The Committee on Energy and Natural Resources' Subcommittee on 
Energy held a hearing on the bill on June 15, 2010. The 
Committee on Energy and Natural Resources considered the bill 
and ordered it favorably reported without amendment on August 
5, 2010.

                        Committee Recommendation

    The Committee on Energy and Natural Resources, in an open 
business session on August 5, 2010, by a voice vote of a quorum 
present, recommends that the Senate pass S. 679.

                      Section-by-Section Analysis

    Section 1 provides a short title.
    Section 2 (a) defines terms used in the legislation.
    Subsection (b) directs the Secretary to establish a program 
to provide grants to carry out projects to advance research and 
demonstrate technologies for advanced heavy duty hybrid 
    Subsection (c) requires the Secretary to issue application 
requirements and to establish criteria for making grant awards. 
The Secretary must give priority to applicants who are best 
able to advance the current state of technology and achieve the 
greatest reductions in fuel consumption and emissions. Three to 
seven grants are to be awarded, with each grant limited to no 
more than $3 million per recipient per year.

----------------------------------------

◆ **INSTRUCTIONS**:
• 1. Answer these questions from the report on S. 679:
(a) On what date did the Subcommittee on Energy hold a hearing on the bill?
(b) By what kind of vote did the Committee recommend that the Senate pass S. 679?
(c) What is the most a single grant may provide per recipient per year?
• 2. Carry on the report on S. 679 from its last sentence.

◆ **MATERIAL SUPPLIED**:
----------------------------------------

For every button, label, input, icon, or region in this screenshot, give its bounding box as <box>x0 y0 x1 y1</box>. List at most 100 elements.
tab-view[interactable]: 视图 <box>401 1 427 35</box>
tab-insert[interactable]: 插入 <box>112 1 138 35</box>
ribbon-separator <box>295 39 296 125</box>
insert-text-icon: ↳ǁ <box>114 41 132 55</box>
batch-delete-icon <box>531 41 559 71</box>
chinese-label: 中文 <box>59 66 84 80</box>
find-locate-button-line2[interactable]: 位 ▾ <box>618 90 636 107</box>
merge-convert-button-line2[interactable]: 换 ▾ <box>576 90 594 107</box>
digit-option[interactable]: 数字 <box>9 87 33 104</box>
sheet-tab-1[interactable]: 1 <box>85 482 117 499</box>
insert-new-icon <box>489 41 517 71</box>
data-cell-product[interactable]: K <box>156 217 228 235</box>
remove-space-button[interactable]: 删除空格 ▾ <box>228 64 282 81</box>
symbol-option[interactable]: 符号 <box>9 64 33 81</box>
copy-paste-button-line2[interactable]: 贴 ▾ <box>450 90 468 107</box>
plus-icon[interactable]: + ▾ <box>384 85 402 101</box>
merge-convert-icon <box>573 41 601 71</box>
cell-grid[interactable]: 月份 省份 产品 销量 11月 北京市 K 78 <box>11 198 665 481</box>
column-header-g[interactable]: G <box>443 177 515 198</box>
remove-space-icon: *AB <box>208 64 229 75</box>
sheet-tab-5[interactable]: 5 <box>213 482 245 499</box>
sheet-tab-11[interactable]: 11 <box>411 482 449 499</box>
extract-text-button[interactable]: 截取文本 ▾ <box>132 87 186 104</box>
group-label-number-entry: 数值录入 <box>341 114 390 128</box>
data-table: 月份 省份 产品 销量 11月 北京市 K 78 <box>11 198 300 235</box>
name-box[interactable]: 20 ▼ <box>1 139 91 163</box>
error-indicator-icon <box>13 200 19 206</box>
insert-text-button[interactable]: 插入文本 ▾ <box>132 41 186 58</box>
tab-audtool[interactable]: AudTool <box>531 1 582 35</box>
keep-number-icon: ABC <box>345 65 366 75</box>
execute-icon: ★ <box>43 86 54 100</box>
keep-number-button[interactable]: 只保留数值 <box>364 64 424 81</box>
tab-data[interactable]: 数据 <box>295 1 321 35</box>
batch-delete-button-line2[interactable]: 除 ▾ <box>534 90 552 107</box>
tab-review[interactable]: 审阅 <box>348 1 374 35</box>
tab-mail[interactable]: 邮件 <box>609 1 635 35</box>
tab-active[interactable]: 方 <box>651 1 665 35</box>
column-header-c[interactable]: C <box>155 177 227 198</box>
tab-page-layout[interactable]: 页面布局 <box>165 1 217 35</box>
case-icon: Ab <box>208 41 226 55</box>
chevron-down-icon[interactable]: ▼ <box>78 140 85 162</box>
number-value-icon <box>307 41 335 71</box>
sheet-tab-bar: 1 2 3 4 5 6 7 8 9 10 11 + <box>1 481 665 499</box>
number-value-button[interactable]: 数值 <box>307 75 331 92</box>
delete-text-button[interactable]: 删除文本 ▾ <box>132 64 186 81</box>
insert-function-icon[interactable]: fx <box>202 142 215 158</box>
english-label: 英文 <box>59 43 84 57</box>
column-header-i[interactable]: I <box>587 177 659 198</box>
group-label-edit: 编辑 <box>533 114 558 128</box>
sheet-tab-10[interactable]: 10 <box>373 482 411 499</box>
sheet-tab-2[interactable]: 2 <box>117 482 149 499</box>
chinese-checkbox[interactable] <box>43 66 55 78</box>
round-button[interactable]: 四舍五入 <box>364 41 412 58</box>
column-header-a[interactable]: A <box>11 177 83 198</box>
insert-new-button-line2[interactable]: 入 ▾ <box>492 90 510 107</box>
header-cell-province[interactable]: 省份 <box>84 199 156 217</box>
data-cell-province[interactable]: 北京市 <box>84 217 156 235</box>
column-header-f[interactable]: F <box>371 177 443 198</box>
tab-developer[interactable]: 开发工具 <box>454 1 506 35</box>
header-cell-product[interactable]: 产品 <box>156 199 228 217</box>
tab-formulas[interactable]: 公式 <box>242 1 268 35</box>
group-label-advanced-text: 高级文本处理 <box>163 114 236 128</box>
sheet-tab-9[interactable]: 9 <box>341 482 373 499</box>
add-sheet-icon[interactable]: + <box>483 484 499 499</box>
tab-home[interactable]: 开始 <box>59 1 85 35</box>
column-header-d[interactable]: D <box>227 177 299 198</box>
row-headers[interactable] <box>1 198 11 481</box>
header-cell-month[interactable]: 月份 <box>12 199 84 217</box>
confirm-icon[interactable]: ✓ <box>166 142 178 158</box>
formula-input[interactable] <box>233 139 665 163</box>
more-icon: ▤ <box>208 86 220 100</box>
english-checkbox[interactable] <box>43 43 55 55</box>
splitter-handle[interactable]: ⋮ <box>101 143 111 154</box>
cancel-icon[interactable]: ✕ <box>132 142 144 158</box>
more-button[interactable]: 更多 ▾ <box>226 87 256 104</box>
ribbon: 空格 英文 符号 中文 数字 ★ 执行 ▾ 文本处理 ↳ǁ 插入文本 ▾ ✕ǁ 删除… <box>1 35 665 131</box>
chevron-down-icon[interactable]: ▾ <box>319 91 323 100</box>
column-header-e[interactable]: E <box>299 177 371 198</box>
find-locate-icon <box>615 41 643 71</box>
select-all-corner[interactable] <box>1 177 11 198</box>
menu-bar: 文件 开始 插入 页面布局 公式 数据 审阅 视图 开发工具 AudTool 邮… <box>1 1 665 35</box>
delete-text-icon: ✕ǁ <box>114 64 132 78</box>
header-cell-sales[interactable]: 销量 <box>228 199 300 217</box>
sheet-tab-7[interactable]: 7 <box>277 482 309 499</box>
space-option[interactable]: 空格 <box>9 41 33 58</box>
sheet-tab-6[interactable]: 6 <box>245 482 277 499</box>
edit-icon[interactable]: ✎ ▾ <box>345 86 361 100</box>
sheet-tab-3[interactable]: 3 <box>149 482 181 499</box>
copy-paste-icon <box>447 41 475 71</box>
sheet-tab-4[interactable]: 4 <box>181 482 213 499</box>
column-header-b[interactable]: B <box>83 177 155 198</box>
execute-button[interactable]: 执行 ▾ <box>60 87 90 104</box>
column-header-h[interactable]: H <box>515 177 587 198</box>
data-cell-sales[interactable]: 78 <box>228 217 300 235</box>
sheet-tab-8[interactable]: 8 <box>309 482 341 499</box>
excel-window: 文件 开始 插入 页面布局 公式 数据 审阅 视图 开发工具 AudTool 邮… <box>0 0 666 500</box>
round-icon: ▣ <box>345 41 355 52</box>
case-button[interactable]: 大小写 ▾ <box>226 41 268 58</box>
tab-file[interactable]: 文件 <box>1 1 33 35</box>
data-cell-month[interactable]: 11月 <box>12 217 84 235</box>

----------------------------------------

◆ **RESPONSES TO THE TASKS**:
• 1.
(a) June 15, 2010
(b) A voice vote of a quorum present
(c) $3 million

• 2.
    Subsection (d) defines two phases of research by award 
recipients. In phase one, each recipient has one year to build 
or retrofit one or more advanced heavy duty hybrid vehicles. 
Recipients are required to collect and analyze data on the 
performance of key vehicle components; the estimated costs of 
producing, operating, and maintaining the vehicle; the 
emissions of the vehicle; and on overall vehicle performance 
according to guidelines established by the Secretary.
    If, at the conclusion of phase one, it is clear that a 
grant recipient will be unable to complete the requirements of 
phase two, the Secretary has the discretion to waive the 
requirement for phase two research and terminate the grant to 
that recipient.
    In phase two, recipients are required to demonstrate the 
advanced manufacturing processes of heavy duty hybrid vehicles 
by producing or retrofitting 50 such vehicles within two years. 
Recipients must report on the major technological obstacles 
they encounter in developing and producing the vehicles and on 
the projected costs of each vehicle.
    Subsection (e) directs the Secretary to conduct a study of 
alternative power train designs for use in advanced heavy duty 
hybrid vehicles. The study would analyze these different 
designs under conditions in which they are typically used, 
including the average number of miles driven, the time spent 
with the engine at idle, horsepower requirements, the length of 
time the maximum power is required, and other factors the 
Secretary determines to be appropriate.
    Subsection (f) requires the Secretary to report to Congress 
within 60 days on the findings of the reports submitted by 
grant recipients.
    Subsection (g) requires the Secretary to coordinate the 
research conducted under this program with other research 
conducted by the Department.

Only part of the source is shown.